# PROVIDED DATA
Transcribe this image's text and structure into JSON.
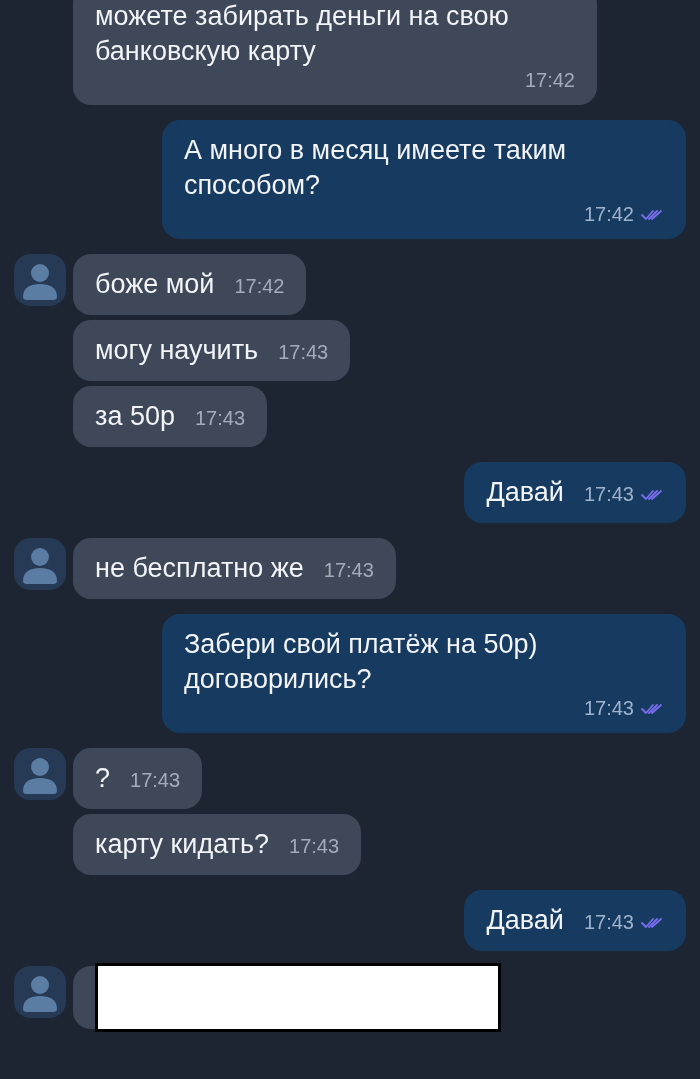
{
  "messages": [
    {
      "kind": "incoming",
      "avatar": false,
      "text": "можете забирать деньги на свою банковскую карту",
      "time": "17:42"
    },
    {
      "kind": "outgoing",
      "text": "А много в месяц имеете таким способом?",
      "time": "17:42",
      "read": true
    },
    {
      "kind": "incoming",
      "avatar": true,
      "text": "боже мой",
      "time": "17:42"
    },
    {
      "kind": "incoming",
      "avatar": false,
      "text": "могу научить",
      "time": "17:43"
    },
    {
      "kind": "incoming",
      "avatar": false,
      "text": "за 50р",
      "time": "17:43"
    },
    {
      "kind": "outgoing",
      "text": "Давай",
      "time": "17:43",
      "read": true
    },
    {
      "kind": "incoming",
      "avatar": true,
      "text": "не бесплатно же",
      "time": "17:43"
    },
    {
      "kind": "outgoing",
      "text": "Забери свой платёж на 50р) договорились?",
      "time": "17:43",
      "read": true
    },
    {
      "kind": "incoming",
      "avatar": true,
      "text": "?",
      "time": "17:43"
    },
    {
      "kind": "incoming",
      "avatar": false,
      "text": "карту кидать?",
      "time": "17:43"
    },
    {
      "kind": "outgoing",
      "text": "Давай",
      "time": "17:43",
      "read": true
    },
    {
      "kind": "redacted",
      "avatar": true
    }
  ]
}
* * *
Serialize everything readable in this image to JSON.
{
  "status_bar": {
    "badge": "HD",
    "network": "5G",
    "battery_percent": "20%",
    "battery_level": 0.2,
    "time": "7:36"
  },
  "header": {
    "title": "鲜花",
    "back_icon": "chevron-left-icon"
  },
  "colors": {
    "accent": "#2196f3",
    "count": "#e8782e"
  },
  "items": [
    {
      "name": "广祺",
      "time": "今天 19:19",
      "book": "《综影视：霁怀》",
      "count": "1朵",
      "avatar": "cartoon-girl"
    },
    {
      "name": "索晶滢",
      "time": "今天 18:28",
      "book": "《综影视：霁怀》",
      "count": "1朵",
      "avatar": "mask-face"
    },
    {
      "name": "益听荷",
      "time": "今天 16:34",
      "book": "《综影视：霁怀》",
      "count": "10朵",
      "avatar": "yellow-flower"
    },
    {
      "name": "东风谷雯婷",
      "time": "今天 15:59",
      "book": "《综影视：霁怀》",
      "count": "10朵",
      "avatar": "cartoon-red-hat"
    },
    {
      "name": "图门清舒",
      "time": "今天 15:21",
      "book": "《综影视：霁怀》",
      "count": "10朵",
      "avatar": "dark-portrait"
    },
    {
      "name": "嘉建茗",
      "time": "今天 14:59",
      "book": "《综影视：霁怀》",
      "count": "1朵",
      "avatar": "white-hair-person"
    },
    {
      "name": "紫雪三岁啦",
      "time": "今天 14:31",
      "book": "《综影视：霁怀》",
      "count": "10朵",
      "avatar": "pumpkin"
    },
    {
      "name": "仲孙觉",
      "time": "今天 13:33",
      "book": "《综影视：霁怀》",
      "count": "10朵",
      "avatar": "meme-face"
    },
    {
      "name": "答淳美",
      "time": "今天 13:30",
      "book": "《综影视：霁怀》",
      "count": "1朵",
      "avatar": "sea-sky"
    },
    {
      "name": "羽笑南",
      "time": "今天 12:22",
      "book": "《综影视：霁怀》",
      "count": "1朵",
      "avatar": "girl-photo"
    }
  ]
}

# EXERCISE OBJECTIVE
Lines of the material that contain the word "карту" are to be gathered.

# SOLUTION TO THIS EXERCISE
      "text": "можете забирать деньги на свою банковскую карту",
      "text": "карту кидать?",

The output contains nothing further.